Short problem
In the dog-and-cat CNN article below, rewrite the passage that begins at "Use of Dropout" and stops after "other classification algorithms.", changing "brain" to "human brain".

Classify Dog or Cat by the help of Convolutional Neural Network(CNN)

Published by pasqualebrownlow on

Use of Dropout and Batch Normalization in 2D CNN on Dog Cat Image Classification in TensorFlow 2.0

We are going to predict cat or dog by the help of Convolutional neural network. I have taken the dataset from kaggle https://www.kaggle.com/tongpython/cat-and-dog. In this dataset there is two class cats and dogs and we have to predict whether the cat or dog by the help of CNN algorithm.

Deep Learning is a subfield of machine learning concerned with algorithms inspired by the structure and function of the brain called an artificial neural network.

A Convolutional Neural Network (ConvNet/CNN) is a Deep Learning algorithm which can take in an input image, assign importance (learnable weights and biases) to various aspects/objects in the image and be able to differentiate one from the other. The pre-processing required in a ConvNet is much lower as compared to other classification algorithms.

What is Dropout

Dropout is a technique where randomly selected neurons are ignored during training. They are “dropped-out” randomly. This means that their contribution to the activation of downstream neurons is temporally removed on the forward pass and any weight updates are not applied to the neuron on the backward pass.

Data supplied
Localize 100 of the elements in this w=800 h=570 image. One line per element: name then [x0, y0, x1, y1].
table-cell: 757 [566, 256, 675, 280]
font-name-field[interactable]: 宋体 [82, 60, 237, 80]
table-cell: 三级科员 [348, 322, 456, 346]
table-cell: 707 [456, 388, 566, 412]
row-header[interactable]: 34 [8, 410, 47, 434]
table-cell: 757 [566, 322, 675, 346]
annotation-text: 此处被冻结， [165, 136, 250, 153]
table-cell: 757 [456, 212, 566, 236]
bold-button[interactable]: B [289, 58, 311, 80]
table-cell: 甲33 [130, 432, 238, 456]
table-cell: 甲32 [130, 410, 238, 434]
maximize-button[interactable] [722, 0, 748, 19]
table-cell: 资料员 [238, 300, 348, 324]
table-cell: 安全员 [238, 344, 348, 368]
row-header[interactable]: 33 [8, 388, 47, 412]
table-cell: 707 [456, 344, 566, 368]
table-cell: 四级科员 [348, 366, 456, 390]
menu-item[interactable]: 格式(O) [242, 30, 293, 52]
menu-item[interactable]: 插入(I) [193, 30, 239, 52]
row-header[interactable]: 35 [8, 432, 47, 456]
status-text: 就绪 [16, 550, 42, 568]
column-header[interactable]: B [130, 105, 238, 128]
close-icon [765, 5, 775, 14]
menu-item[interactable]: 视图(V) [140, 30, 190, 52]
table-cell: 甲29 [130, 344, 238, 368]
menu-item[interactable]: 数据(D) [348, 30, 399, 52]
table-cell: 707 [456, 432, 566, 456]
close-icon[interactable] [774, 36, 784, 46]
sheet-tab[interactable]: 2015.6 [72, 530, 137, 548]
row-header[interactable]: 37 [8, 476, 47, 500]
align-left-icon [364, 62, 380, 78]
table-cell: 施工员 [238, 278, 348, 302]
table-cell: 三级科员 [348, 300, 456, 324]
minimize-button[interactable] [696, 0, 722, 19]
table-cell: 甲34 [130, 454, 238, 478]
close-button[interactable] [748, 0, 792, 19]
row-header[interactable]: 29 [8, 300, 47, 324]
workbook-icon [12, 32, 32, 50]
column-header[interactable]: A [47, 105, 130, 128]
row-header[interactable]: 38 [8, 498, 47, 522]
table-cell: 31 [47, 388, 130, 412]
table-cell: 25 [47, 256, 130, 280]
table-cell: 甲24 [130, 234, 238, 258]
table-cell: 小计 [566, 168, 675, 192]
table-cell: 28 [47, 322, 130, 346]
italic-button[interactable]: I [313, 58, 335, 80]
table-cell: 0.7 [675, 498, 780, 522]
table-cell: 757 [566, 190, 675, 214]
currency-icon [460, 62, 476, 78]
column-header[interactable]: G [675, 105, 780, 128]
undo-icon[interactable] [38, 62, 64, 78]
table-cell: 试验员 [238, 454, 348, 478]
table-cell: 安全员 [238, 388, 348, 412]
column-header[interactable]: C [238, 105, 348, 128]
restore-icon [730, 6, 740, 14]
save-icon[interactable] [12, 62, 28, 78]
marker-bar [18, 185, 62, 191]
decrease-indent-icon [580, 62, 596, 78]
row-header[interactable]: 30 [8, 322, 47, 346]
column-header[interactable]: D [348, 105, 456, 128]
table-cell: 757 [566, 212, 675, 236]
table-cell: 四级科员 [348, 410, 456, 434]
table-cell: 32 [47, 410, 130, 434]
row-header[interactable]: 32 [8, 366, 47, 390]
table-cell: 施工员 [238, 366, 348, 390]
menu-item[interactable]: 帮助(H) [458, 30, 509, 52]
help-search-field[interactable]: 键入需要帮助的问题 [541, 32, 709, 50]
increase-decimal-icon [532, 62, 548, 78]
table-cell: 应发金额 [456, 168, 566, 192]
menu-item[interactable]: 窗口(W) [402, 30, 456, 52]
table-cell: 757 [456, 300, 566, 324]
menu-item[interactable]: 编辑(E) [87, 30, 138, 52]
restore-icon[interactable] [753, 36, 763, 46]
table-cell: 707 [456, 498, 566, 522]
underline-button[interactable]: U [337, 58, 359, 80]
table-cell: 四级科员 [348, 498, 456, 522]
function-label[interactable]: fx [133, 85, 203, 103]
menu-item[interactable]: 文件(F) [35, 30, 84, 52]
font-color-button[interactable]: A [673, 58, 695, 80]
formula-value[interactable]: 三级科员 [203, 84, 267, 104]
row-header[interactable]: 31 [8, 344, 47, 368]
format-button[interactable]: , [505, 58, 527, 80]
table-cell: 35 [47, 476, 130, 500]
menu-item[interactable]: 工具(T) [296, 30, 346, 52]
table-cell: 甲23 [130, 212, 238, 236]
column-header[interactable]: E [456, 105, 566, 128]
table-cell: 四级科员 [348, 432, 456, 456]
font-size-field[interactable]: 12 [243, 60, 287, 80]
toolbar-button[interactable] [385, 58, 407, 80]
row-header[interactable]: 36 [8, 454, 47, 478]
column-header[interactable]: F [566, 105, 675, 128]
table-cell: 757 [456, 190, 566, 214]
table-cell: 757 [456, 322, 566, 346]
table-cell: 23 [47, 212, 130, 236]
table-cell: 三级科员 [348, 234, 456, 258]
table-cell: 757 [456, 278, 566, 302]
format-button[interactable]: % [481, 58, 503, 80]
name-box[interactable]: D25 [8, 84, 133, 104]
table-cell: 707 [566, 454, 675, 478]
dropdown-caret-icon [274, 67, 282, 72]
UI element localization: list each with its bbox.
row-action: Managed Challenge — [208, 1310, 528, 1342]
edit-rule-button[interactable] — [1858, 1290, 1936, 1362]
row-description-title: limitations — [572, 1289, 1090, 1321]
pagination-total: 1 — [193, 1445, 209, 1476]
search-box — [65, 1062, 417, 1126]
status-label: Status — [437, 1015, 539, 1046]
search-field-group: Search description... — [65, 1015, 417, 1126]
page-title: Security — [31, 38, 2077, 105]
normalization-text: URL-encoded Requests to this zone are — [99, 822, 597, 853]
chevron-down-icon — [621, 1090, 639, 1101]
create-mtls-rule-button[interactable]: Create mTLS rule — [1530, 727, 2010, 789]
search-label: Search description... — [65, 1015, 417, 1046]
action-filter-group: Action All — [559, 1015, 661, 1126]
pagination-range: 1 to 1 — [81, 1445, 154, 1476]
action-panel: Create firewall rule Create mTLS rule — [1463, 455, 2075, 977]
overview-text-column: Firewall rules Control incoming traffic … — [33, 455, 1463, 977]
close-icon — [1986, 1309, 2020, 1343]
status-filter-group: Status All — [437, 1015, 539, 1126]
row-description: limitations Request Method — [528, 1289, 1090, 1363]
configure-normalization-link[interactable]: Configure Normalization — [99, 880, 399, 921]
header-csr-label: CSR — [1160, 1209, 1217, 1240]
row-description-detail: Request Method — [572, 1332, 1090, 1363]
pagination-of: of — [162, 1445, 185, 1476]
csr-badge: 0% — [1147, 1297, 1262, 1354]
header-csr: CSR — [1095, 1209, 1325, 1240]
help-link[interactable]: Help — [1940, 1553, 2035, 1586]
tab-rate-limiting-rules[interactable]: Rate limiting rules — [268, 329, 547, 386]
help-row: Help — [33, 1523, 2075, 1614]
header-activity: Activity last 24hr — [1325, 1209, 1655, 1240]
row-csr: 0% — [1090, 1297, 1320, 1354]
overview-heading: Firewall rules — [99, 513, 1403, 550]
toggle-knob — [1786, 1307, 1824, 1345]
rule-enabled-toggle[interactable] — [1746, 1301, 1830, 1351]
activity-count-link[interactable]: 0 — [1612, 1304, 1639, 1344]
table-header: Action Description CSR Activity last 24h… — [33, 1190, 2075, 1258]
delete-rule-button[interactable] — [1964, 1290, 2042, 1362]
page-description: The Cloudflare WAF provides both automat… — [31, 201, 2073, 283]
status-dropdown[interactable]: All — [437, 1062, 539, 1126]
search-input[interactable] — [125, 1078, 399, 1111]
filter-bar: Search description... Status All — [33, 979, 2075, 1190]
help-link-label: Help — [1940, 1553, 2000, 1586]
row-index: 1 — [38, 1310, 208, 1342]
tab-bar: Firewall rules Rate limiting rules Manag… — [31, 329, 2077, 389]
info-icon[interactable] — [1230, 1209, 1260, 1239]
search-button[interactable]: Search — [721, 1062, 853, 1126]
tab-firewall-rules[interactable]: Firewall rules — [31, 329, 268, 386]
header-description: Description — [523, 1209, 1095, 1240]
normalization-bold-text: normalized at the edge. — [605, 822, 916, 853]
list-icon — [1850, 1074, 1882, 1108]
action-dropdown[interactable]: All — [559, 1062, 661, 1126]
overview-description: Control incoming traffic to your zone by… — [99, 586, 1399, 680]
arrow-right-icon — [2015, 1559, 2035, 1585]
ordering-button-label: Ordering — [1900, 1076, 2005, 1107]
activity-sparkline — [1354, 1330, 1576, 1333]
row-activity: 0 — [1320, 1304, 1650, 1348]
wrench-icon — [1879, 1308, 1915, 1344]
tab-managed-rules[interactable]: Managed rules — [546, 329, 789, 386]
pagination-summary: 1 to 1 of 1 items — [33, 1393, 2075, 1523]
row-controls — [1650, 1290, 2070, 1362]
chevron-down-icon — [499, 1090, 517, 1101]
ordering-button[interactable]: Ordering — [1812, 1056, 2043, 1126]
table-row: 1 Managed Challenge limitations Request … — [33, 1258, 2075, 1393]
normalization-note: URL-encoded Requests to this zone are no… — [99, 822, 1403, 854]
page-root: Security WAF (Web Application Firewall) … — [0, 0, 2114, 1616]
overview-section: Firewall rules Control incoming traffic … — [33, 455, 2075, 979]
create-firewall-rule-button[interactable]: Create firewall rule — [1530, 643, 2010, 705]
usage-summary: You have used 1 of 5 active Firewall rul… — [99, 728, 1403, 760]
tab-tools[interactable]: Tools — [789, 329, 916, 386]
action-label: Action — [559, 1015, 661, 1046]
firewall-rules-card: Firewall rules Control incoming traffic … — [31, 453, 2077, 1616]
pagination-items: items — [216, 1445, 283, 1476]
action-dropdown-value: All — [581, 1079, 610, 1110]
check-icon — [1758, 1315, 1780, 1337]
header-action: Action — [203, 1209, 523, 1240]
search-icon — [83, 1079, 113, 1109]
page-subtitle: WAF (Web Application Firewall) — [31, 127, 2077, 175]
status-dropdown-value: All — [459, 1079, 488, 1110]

Solution for this exercise
Use of Dropout and Batch Normalization in 2D CNN on Dog Cat Image Classification in TensorFlow 2.0

We are going to predict cat or dog by the help of Convolutional neural network. I have taken the dataset from kaggle https://www.kaggle.com/tongpython/cat-and-dog. In this dataset there is two class cats and dogs and we have to predict whether the cat or dog by the help of CNN algorithm.

Deep Learning is a subfield of machine learning concerned with algorithms inspired by the structure and function of the human brain called an artificial neural network.

A Convolutional Neural Network (ConvNet/CNN) is a Deep Learning algorithm which can take in an input image, assign importance (learnable weights and biases) to various aspects/objects in the image and be able to differentiate one from the other. The pre-processing required in a ConvNet is much lower as compared to other classification algorithms.